TO DO => Pull every line that holds the word "this" from the entries.

Data excerpts
☆ ☆ ☆ ☆ ☆ ☆ ☆

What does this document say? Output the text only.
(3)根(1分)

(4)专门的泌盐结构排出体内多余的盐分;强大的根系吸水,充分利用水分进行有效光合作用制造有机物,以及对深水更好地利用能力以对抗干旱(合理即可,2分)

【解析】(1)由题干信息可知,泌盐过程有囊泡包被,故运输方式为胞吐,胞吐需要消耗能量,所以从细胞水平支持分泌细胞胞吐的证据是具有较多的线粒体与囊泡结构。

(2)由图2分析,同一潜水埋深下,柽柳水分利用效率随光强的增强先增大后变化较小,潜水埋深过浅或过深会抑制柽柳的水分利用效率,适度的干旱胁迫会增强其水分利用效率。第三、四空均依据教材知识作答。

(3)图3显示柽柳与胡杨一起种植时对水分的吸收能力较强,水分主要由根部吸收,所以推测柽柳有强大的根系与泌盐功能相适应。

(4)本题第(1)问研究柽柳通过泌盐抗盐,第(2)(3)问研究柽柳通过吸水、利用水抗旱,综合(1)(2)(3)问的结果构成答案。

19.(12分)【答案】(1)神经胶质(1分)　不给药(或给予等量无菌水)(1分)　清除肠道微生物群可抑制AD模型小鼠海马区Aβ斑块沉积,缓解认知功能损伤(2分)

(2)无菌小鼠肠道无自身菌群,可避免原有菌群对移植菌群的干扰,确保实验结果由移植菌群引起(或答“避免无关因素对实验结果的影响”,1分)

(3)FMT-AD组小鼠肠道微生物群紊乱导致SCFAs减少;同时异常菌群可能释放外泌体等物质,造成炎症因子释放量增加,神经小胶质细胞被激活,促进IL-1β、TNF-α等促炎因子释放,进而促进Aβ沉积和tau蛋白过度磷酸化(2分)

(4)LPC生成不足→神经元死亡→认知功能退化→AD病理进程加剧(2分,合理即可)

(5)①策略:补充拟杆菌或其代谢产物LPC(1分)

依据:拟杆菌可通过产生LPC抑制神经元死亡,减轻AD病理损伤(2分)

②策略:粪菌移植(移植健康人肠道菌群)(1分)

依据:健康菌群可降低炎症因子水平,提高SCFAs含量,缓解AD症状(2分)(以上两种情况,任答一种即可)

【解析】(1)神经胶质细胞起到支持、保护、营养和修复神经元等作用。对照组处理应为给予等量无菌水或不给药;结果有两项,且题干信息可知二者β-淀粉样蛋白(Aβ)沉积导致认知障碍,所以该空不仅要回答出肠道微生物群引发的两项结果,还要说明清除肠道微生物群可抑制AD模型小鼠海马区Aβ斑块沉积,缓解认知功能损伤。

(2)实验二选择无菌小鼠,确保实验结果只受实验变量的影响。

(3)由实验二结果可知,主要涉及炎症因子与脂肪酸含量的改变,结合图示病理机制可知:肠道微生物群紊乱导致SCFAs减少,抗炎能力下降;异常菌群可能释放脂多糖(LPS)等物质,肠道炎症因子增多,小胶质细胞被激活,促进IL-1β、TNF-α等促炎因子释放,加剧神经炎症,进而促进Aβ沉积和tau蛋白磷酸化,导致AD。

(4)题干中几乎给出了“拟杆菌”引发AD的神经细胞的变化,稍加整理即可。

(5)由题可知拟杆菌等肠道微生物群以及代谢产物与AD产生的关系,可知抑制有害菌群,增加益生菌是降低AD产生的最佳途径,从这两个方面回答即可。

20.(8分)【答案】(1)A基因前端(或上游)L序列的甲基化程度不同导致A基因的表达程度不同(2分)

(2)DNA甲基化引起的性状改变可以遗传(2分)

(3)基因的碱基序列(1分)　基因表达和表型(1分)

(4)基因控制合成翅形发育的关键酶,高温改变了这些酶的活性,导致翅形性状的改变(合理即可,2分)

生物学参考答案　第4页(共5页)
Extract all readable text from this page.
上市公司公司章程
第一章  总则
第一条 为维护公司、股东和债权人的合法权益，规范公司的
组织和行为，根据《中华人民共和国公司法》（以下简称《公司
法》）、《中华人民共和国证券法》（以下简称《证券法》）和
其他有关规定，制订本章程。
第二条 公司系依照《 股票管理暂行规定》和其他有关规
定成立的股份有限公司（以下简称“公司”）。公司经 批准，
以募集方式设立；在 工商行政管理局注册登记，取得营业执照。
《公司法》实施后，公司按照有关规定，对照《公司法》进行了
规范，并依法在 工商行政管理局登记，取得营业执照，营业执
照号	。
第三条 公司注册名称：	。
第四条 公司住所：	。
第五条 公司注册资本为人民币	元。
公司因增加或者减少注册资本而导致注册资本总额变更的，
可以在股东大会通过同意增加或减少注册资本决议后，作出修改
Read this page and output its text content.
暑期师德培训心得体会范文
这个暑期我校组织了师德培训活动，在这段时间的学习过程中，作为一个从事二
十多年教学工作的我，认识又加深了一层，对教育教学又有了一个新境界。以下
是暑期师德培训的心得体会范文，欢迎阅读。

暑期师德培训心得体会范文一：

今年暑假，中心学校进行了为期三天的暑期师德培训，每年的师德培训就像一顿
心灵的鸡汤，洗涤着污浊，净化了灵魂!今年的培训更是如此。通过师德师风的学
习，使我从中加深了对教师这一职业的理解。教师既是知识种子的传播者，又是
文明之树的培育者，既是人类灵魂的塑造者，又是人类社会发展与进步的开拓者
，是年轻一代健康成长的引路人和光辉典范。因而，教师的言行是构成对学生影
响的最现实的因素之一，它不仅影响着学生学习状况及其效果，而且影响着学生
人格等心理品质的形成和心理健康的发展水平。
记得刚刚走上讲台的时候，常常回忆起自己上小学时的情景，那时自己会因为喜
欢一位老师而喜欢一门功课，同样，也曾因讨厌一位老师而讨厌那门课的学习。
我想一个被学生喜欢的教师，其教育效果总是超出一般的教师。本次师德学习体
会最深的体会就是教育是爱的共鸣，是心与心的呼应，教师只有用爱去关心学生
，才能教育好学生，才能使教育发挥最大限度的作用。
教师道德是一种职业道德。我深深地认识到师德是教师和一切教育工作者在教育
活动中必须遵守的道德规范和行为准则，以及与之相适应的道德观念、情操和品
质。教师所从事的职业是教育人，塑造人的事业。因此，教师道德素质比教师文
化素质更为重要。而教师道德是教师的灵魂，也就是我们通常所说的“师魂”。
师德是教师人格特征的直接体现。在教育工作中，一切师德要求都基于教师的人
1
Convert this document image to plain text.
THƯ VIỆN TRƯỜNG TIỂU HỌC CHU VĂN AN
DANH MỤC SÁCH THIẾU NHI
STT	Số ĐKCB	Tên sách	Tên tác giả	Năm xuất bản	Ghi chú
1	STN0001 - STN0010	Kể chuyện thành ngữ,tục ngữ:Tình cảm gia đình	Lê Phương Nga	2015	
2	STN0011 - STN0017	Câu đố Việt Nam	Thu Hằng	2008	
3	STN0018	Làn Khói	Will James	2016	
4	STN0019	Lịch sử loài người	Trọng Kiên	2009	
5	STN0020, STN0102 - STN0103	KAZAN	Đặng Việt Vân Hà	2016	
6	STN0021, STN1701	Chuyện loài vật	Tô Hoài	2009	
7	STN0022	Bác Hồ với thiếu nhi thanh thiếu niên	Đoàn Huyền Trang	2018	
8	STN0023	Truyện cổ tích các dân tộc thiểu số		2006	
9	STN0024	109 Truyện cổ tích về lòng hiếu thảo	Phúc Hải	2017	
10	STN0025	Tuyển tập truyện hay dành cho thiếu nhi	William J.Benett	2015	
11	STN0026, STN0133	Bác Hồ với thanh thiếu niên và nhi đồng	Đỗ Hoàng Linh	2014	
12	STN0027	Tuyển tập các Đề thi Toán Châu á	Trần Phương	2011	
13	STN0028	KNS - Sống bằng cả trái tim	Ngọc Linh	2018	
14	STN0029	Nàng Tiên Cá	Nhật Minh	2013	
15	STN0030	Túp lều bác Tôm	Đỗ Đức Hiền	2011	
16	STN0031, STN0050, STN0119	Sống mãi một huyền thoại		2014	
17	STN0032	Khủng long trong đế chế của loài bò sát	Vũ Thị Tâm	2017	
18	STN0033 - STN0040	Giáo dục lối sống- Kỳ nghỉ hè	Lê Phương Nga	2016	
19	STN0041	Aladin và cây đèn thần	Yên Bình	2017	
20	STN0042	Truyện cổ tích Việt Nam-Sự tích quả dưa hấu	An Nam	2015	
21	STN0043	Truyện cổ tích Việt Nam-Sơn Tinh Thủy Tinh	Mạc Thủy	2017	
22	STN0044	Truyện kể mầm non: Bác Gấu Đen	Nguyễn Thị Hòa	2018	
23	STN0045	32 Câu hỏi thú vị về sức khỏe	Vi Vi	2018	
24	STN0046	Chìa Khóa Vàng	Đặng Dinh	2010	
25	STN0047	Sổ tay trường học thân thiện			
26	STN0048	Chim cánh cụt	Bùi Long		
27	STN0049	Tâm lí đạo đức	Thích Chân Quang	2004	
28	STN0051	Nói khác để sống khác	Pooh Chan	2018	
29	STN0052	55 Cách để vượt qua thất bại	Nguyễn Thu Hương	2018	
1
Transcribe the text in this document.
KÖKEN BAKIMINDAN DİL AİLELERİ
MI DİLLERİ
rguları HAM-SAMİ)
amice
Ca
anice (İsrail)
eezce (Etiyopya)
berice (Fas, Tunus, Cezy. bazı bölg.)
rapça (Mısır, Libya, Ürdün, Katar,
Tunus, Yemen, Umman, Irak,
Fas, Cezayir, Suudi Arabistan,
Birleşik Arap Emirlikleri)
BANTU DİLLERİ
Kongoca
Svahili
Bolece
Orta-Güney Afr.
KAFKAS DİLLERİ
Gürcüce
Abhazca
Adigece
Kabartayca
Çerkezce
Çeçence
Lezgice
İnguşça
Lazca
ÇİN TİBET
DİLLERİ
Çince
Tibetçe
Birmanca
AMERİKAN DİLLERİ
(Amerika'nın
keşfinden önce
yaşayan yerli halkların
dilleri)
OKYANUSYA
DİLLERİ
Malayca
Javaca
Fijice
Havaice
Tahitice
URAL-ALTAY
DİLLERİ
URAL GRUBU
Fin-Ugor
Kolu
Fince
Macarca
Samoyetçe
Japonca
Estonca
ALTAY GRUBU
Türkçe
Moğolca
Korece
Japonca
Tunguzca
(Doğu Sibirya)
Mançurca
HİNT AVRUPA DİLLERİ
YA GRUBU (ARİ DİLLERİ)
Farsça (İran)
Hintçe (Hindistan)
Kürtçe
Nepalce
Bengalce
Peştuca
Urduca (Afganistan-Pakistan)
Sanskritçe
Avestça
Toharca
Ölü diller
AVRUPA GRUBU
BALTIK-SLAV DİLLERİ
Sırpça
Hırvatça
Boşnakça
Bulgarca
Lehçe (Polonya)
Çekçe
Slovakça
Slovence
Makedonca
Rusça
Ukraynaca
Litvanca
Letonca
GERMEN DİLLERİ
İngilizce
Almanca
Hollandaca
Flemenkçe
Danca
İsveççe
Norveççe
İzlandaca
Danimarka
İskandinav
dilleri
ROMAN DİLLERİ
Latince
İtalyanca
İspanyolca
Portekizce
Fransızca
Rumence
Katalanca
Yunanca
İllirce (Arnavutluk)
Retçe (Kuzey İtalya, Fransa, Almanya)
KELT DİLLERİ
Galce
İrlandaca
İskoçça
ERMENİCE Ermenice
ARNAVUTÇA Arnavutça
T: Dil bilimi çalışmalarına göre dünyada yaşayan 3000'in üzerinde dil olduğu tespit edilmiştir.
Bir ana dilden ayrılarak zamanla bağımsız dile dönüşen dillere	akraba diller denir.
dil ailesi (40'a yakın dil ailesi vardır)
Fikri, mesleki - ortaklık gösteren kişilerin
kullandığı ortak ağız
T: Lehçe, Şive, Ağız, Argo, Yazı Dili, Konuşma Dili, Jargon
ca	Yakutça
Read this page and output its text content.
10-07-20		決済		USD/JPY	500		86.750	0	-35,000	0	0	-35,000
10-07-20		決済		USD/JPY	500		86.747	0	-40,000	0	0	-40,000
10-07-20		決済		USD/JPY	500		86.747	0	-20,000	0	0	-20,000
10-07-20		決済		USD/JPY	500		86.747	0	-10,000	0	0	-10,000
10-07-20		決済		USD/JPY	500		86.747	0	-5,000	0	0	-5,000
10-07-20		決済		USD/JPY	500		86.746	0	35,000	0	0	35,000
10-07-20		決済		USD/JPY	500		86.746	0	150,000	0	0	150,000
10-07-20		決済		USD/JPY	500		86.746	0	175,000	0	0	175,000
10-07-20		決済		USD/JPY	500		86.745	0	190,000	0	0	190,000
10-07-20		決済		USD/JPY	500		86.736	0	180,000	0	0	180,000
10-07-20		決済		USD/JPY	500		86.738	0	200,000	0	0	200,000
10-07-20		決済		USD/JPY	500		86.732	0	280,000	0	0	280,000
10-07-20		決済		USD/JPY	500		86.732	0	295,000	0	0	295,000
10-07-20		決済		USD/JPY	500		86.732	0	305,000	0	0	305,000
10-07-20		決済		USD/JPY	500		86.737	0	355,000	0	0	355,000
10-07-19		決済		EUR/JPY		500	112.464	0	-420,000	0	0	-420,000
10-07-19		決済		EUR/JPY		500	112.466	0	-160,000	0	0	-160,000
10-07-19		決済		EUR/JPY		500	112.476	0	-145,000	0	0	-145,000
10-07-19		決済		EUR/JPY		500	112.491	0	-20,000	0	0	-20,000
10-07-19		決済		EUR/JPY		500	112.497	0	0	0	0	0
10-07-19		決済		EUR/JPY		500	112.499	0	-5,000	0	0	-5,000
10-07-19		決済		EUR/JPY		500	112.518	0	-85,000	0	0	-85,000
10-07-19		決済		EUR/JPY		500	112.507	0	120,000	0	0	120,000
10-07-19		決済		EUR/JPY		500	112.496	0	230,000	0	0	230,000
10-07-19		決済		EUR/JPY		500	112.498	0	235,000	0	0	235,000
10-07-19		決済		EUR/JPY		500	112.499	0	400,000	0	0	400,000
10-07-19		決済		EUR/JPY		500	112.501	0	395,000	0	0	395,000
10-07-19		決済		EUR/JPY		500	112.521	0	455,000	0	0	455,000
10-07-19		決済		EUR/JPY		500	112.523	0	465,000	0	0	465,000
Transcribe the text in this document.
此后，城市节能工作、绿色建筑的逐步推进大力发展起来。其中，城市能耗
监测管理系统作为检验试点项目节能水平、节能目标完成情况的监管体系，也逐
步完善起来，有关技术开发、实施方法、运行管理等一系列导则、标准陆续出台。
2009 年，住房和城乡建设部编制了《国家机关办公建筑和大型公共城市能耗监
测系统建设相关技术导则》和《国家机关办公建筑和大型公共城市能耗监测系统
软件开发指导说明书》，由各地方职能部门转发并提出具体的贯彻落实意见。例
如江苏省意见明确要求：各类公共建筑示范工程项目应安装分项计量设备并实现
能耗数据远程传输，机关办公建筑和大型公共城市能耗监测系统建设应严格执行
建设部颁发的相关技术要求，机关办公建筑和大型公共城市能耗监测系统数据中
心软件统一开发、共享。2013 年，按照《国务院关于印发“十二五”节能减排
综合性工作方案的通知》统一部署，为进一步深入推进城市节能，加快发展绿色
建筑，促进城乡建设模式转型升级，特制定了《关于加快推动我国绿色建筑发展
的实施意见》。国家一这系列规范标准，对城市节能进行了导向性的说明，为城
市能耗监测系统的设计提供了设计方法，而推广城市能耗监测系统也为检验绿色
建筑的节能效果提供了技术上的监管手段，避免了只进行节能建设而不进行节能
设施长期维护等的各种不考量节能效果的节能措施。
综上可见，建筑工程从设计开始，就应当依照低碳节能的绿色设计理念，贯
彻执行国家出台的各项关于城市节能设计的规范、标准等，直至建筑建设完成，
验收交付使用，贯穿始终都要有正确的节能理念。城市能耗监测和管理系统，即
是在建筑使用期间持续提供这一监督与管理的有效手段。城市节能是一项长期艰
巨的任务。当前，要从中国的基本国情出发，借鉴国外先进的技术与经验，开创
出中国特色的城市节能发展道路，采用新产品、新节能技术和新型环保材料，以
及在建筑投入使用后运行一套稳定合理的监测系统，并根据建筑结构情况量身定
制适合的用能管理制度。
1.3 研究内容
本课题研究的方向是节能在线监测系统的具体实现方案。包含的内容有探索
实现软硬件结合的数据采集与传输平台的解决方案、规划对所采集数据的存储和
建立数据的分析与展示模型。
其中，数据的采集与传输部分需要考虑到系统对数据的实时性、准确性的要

☆ ☆ ☆ ☆ ☆ ☆ ☆

SOLUTION TO THE PROBLEM =>
What does this document say? Output the text only.
Extract all readable text from this page.
Read this page and output its text content.
Convert this document image to plain text.
Transcribe the text in this document.
Read this page and output its text content.
Transcribe the text in this document.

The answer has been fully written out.